** Supplied text **

----

Video: MIT SENSEable City Lab

The “slower is faster” approach

To see why the system could at least work in theory, consider what the researchers call the “slower is faster” effect. When passengers board an airplane, they tend to move faster if they are in smaller clusters that keep going steadily, as opposed to a scenario in which everyone crowds around the entrance, creating a giant bottleneck.

“The ‘slower is faster’ effect has been observed in many other contexts related to flow of entities, for instances pedestrians through a narrow space,” Santi explains.

As pertains to automotive traffic, Santi continues, “If you need to slow down the vehicles because there is a lot of traffic, you slow them down early in the road, so they approach the intersection at slow speed, but then when they cross, you use the best speed.”

By “early,” Santi means that control of intelligent vehicles in the proposed system would occur not just at intersections but on the road segments leading to them. The modeling in the paper also finds that the most efficient traffic flow puts vehicles together in batches — like those smaller groups of passengers boarding a plane — and then slides them through the intersection accordingly.

“It’s like you use build the phases of a traffic light dynamically,” Santi says.

A city of slot cars

If the key to a light-free, enjoyably efficient traffic intersection is controlling the speeds of cars as they approach intersections, however, it raises further questions. In many cities, intersections with lights are often placed relatively close to each other. So how would the dynamics of traffic at one intersection propagate through a whole urban network of roads?

Ratti acknowledges the centrality of this issue and says it is currently the subject of additional study by some of the same researchers.

“If you start from the intersection, this propagates to the city level,” he says. “Part of the work we’re doing is studying that propagation.”

Still, despite the complexities that might create, Ratti thinks the intersection-first theoretical approach to urban traffic will prove beneficial: “Because the intersection is the crucial point, once you solve the intersection, it has a beneficial effect on the whole system.”

----

** Data block **

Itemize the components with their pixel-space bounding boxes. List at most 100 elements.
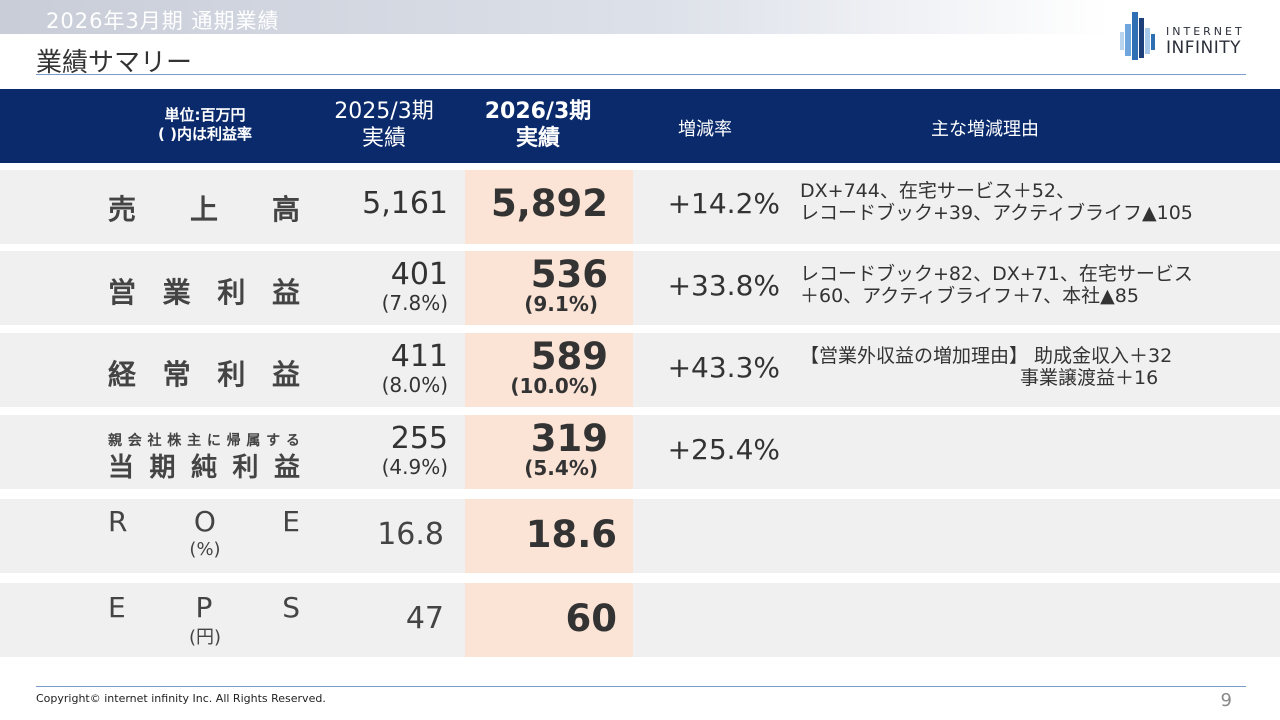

----

** What is needed **
Reproduce verbatim the passage of the traffic-intersection article between "If the key to" and "network of roads?", inclusive.

** Final result **
If the key to a light-free, enjoyably efficient traffic intersection is controlling the speeds of cars as they approach intersections, however, it raises further questions. In many cities, intersections with lights are often placed relatively close to each other. So how would the dynamics of traffic at one intersection propagate through a whole urban network of roads?